Copy out the material below in full, but not its images.

==== Exercise input ====

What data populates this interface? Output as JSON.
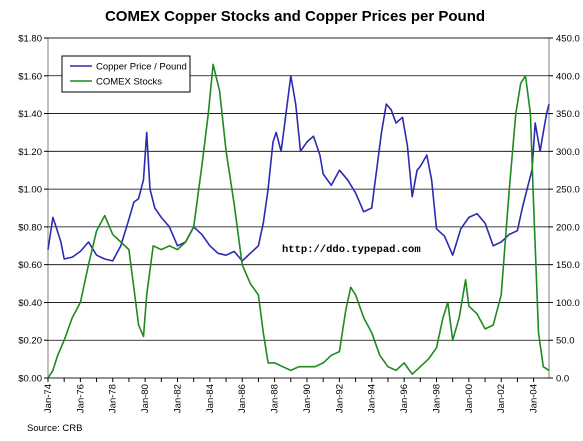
{
  "chart_data": {
    "type": "line",
    "title": "COMEX Copper Stocks and Copper Prices per Pound",
    "source": "Source: CRB",
    "annotation": "http://ddo.typepad.com",
    "x_ticks": [
      "Jan-74",
      "Jan-76",
      "Jan-78",
      "Jan-80",
      "Jan-82",
      "Jan-84",
      "Jan-86",
      "Jan-88",
      "Jan-90",
      "Jan-92",
      "Jan-94",
      "Jan-96",
      "Jan-98",
      "Jan-00",
      "Jan-02",
      "Jan-04"
    ],
    "x_range": [
      1974.0,
      2004.95
    ],
    "y_left": {
      "ticks": [
        "$0.00",
        "$0.20",
        "$0.40",
        "$0.60",
        "$0.80",
        "$1.00",
        "$1.20",
        "$1.40",
        "$1.60",
        "$1.80"
      ],
      "range": [
        0,
        1.8
      ]
    },
    "y_right": {
      "ticks": [
        "0.0",
        "50.0",
        "100.0",
        "150.0",
        "200.0",
        "250.0",
        "300.0",
        "350.0",
        "400.0",
        "450.0"
      ],
      "range": [
        0,
        450
      ]
    },
    "grid": true,
    "legend_position": "top-left",
    "series": [
      {
        "name": "Copper Price / Pound",
        "axis": "left",
        "color": "#2b2bb0",
        "x": [
          1974.0,
          1974.3,
          1974.5,
          1974.8,
          1975.0,
          1975.5,
          1976.0,
          1976.5,
          1977.0,
          1977.5,
          1978.0,
          1978.5,
          1979.0,
          1979.3,
          1979.6,
          1979.9,
          1980.1,
          1980.3,
          1980.6,
          1981.0,
          1981.5,
          1982.0,
          1982.5,
          1983.0,
          1983.5,
          1984.0,
          1984.5,
          1985.0,
          1985.5,
          1986.0,
          1986.5,
          1987.0,
          1987.3,
          1987.6,
          1987.9,
          1988.1,
          1988.4,
          1988.7,
          1989.0,
          1989.3,
          1989.6,
          1990.0,
          1990.4,
          1990.8,
          1991.0,
          1991.5,
          1992.0,
          1992.5,
          1993.0,
          1993.5,
          1994.0,
          1994.3,
          1994.6,
          1994.9,
          1995.2,
          1995.5,
          1995.9,
          1996.2,
          1996.5,
          1996.8,
          1997.0,
          1997.4,
          1997.7,
          1998.0,
          1998.5,
          1999.0,
          1999.5,
          2000.0,
          2000.5,
          2001.0,
          2001.5,
          2002.0,
          2002.5,
          2003.0,
          2003.3,
          2003.6,
          2003.9,
          2004.1,
          2004.4,
          2004.6,
          2004.8,
          2004.95
        ],
        "y": [
          0.68,
          0.85,
          0.8,
          0.72,
          0.63,
          0.64,
          0.67,
          0.72,
          0.65,
          0.63,
          0.62,
          0.7,
          0.84,
          0.93,
          0.95,
          1.05,
          1.3,
          1.0,
          0.9,
          0.85,
          0.8,
          0.7,
          0.72,
          0.8,
          0.76,
          0.7,
          0.66,
          0.65,
          0.67,
          0.62,
          0.66,
          0.7,
          0.82,
          1.0,
          1.25,
          1.3,
          1.2,
          1.4,
          1.6,
          1.45,
          1.2,
          1.25,
          1.28,
          1.18,
          1.08,
          1.02,
          1.1,
          1.05,
          0.98,
          0.88,
          0.9,
          1.1,
          1.3,
          1.45,
          1.42,
          1.35,
          1.38,
          1.23,
          0.96,
          1.1,
          1.12,
          1.18,
          1.05,
          0.79,
          0.75,
          0.65,
          0.79,
          0.85,
          0.87,
          0.82,
          0.7,
          0.72,
          0.76,
          0.78,
          0.9,
          1.0,
          1.1,
          1.35,
          1.2,
          1.3,
          1.4,
          1.45
        ]
      },
      {
        "name": "COMEX Stocks",
        "axis": "right",
        "color": "#1f8a1f",
        "x": [
          1974.0,
          1974.3,
          1974.6,
          1975.0,
          1975.5,
          1976.0,
          1976.5,
          1977.0,
          1977.5,
          1978.0,
          1978.5,
          1979.0,
          1979.3,
          1979.6,
          1979.9,
          1980.1,
          1980.5,
          1981.0,
          1981.5,
          1982.0,
          1982.5,
          1983.0,
          1983.5,
          1983.9,
          1984.2,
          1984.6,
          1985.0,
          1985.5,
          1986.0,
          1986.5,
          1987.0,
          1987.3,
          1987.6,
          1988.0,
          1988.5,
          1989.0,
          1989.5,
          1990.0,
          1990.5,
          1991.0,
          1991.5,
          1992.0,
          1992.4,
          1992.7,
          1993.0,
          1993.5,
          1994.0,
          1994.5,
          1995.0,
          1995.5,
          1996.0,
          1996.5,
          1997.0,
          1997.5,
          1998.0,
          1998.4,
          1998.7,
          1999.0,
          1999.4,
          1999.8,
          2000.0,
          2000.5,
          2001.0,
          2001.5,
          2002.0,
          2002.5,
          2002.9,
          2003.2,
          2003.5,
          2003.8,
          2004.0,
          2004.3,
          2004.6,
          2004.95
        ],
        "y": [
          0,
          10,
          30,
          50,
          80,
          100,
          150,
          195,
          215,
          190,
          180,
          170,
          120,
          70,
          55,
          110,
          175,
          170,
          175,
          170,
          180,
          200,
          280,
          350,
          415,
          380,
          300,
          230,
          150,
          125,
          110,
          60,
          20,
          20,
          15,
          10,
          15,
          15,
          15,
          20,
          30,
          35,
          90,
          120,
          110,
          80,
          60,
          30,
          15,
          10,
          20,
          5,
          15,
          25,
          40,
          80,
          100,
          50,
          80,
          130,
          95,
          85,
          65,
          70,
          110,
          250,
          350,
          390,
          400,
          350,
          230,
          60,
          15,
          10
        ]
      }
    ]
  }
}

====

*Result of the task*:
What data populates this interface? Output as JSON.
{
  "chart_data": {
    "type": "line",
    "title": "COMEX Copper Stocks and Copper Prices per Pound",
    "source": "Source: CRB",
    "annotation": "http://ddo.typepad.com",
    "x_ticks": [
      "Jan-74",
      "Jan-76",
      "Jan-78",
      "Jan-80",
      "Jan-82",
      "Jan-84",
      "Jan-86",
      "Jan-88",
      "Jan-90",
      "Jan-92",
      "Jan-94",
      "Jan-96",
      "Jan-98",
      "Jan-00",
      "Jan-02",
      "Jan-04"
    ],
    "x_range": [
      1974.0,
      2004.95
    ],
    "y_left": {
      "ticks": [
        "$0.00",
        "$0.20",
        "$0.40",
        "$0.60",
        "$0.80",
        "$1.00",
        "$1.20",
        "$1.40",
        "$1.60",
        "$1.80"
      ],
      "range": [
        0,
        1.8
      ]
    },
    "y_right": {
      "ticks": [
        "0.0",
        "50.0",
        "100.0",
        "150.0",
        "200.0",
        "250.0",
        "300.0",
        "350.0",
        "400.0",
        "450.0"
      ],
      "range": [
        0,
        450
      ]
    },
    "grid": true,
    "legend_position": "top-left",
    "series": [
      {
        "name": "Copper Price / Pound",
        "axis": "left",
        "color": "#2b2bb0",
        "x": [
          1974.0,
          1974.3,
          1974.5,
          1974.8,
          1975.0,
          1975.5,
          1976.0,
          1976.5,
          1977.0,
          1977.5,
          1978.0,
          1978.5,
          1979.0,
          1979.3,
          1979.6,
          1979.9,
          1980.1,
          1980.3,
          1980.6,
          1981.0,
          1981.5,
          1982.0,
          1982.5,
          1983.0,
          1983.5,
          1984.0,
          1984.5,
          1985.0,
          1985.5,
          1986.0,
          1986.5,
          1987.0,
          1987.3,
          1987.6,
          1987.9,
          1988.1,
          1988.4,
          1988.7,
          1989.0,
          1989.3,
          1989.6,
          1990.0,
          1990.4,
          1990.8,
          1991.0,
          1991.5,
          1992.0,
          1992.5,
          1993.0,
          1993.5,
          1994.0,
          1994.3,
          1994.6,
          1994.9,
          1995.2,
          1995.5,
          1995.9,
          1996.2,
          1996.5,
          1996.8,
          1997.0,
          1997.4,
          1997.7,
          1998.0,
          1998.5,
          1999.0,
          1999.5,
          2000.0,
          2000.5,
          2001.0,
          2001.5,
          2002.0,
          2002.5,
          2003.0,
          2003.3,
          2003.6,
          2003.9,
          2004.1,
          2004.4,
          2004.6,
          2004.8,
          2004.95
        ],
        "y": [
          0.68,
          0.85,
          0.8,
          0.72,
          0.63,
          0.64,
          0.67,
          0.72,
          0.65,
          0.63,
          0.62,
          0.7,
          0.84,
          0.93,
          0.95,
          1.05,
          1.3,
          1.0,
          0.9,
          0.85,
          0.8,
          0.7,
          0.72,
          0.8,
          0.76,
          0.7,
          0.66,
          0.65,
          0.67,
          0.62,
          0.66,
          0.7,
          0.82,
          1.0,
          1.25,
          1.3,
          1.2,
          1.4,
          1.6,
          1.45,
          1.2,
          1.25,
          1.28,
          1.18,
          1.08,
          1.02,
          1.1,
          1.05,
          0.98,
          0.88,
          0.9,
          1.1,
          1.3,
          1.45,
          1.42,
          1.35,
          1.38,
          1.23,
          0.96,
          1.1,
          1.12,
          1.18,
          1.05,
          0.79,
          0.75,
          0.65,
          0.79,
          0.85,
          0.87,
          0.82,
          0.7,
          0.72,
          0.76,
          0.78,
          0.9,
          1.0,
          1.1,
          1.35,
          1.2,
          1.3,
          1.4,
          1.45
        ]
      },
      {
        "name": "COMEX Stocks",
        "axis": "right",
        "color": "#1f8a1f",
        "x": [
          1974.0,
          1974.3,
          1974.6,
          1975.0,
          1975.5,
          1976.0,
          1976.5,
          1977.0,
          1977.5,
          1978.0,
          1978.5,
          1979.0,
          1979.3,
          1979.6,
          1979.9,
          1980.1,
          1980.5,
          1981.0,
          1981.5,
          1982.0,
          1982.5,
          1983.0,
          1983.5,
          1983.9,
          1984.2,
          1984.6,
          1985.0,
          1985.5,
          1986.0,
          1986.5,
          1987.0,
          1987.3,
          1987.6,
          1988.0,
          1988.5,
          1989.0,
          1989.5,
          1990.0,
          1990.5,
          1991.0,
          1991.5,
          1992.0,
          1992.4,
          1992.7,
          1993.0,
          1993.5,
          1994.0,
          1994.5,
          1995.0,
          1995.5,
          1996.0,
          1996.5,
          1997.0,
          1997.5,
          1998.0,
          1998.4,
          1998.7,
          1999.0,
          1999.4,
          1999.8,
          2000.0,
          2000.5,
          2001.0,
          2001.5,
          2002.0,
          2002.5,
          2002.9,
          2003.2,
          2003.5,
          2003.8,
          2004.0,
          2004.3,
          2004.6,
          2004.95
        ],
        "y": [
          0,
          10,
          30,
          50,
          80,
          100,
          150,
          195,
          215,
          190,
          180,
          170,
          120,
          70,
          55,
          110,
          175,
          170,
          175,
          170,
          180,
          200,
          280,
          350,
          415,
          380,
          300,
          230,
          150,
          125,
          110,
          60,
          20,
          20,
          15,
          10,
          15,
          15,
          15,
          20,
          30,
          35,
          90,
          120,
          110,
          80,
          60,
          30,
          15,
          10,
          20,
          5,
          15,
          25,
          40,
          80,
          100,
          50,
          80,
          130,
          95,
          85,
          65,
          70,
          110,
          250,
          350,
          390,
          400,
          350,
          230,
          60,
          15,
          10
        ]
      }
    ]
  }
}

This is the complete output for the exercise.